--- Exercise prompt ---
Would you extract the whole listing below and retype it exactly?

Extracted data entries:

○ ○ ○ ○

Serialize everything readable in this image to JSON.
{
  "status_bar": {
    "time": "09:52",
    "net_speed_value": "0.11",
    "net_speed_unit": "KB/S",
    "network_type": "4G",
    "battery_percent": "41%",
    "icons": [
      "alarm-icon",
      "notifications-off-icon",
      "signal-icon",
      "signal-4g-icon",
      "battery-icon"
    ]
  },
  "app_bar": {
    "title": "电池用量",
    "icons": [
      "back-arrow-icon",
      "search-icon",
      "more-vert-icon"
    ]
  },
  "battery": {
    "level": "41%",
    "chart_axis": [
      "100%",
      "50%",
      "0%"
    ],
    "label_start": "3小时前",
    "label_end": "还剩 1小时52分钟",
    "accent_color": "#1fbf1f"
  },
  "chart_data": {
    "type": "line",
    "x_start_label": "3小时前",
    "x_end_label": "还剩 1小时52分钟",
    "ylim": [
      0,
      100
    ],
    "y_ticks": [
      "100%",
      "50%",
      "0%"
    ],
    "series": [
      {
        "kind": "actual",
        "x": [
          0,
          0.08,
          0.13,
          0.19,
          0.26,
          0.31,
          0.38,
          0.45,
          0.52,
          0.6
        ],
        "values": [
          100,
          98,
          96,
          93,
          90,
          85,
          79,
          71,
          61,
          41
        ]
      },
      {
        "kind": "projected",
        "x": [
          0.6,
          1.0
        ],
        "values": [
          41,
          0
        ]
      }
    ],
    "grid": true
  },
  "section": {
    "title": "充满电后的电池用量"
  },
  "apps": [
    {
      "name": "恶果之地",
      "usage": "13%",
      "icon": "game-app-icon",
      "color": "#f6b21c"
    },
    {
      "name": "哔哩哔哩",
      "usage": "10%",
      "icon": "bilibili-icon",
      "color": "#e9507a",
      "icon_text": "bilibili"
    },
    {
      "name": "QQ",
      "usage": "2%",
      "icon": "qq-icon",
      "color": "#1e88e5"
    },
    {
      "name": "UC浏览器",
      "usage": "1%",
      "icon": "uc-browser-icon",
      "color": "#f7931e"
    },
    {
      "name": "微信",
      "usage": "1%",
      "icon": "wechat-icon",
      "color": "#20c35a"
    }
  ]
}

○ ○ ○ ○

--- Response to this exercise ---
Serialize everything readable in this image to JSON.
{
  "status_bar": {
    "time": "09:52",
    "net_speed_value": "0.11",
    "net_speed_unit": "KB/S",
    "network_type": "4G",
    "battery_percent": "41%",
    "icons": [
      "alarm-icon",
      "notifications-off-icon",
      "signal-icon",
      "signal-4g-icon",
      "battery-icon"
    ]
  },
  "app_bar": {
    "title": "电池用量",
    "icons": [
      "back-arrow-icon",
      "search-icon",
      "more-vert-icon"
    ]
  },
  "battery": {
    "level": "41%",
    "chart_axis": [
      "100%",
      "50%",
      "0%"
    ],
    "label_start": "3小时前",
    "label_end": "还剩 1小时52分钟",
    "accent_color": "#1fbf1f"
  },
  "chart_data": {
    "type": "line",
    "x_start_label": "3小时前",
    "x_end_label": "还剩 1小时52分钟",
    "ylim": [
      0,
      100
    ],
    "y_ticks": [
      "100%",
      "50%",
      "0%"
    ],
    "series": [
      {
        "kind": "actual",
        "x": [
          0,
          0.08,
          0.13,
          0.19,
          0.26,
          0.31,
          0.38,
          0.45,
          0.52,
          0.6
        ],
        "values": [
          100,
          98,
          96,
          93,
          90,
          85,
          79,
          71,
          61,
          41
        ]
      },
      {
        "kind": "projected",
        "x": [
          0.6,
          1.0
        ],
        "values": [
          41,
          0
        ]
      }
    ],
    "grid": true
  },
  "section": {
    "title": "充满电后的电池用量"
  },
  "apps": [
    {
      "name": "恶果之地",
      "usage": "13%",
      "icon": "game-app-icon",
      "color": "#f6b21c"
    },
    {
      "name": "哔哩哔哩",
      "usage": "10%",
      "icon": "bilibili-icon",
      "color": "#e9507a",
      "icon_text": "bilibili"
    },
    {
      "name": "QQ",
      "usage": "2%",
      "icon": "qq-icon",
      "color": "#1e88e5"
    },
    {
      "name": "UC浏览器",
      "usage": "1%",
      "icon": "uc-browser-icon",
      "color": "#f7931e"
    },
    {
      "name": "微信",
      "usage": "1%",
      "icon": "wechat-icon",
      "color": "#20c35a"
    }
  ]
}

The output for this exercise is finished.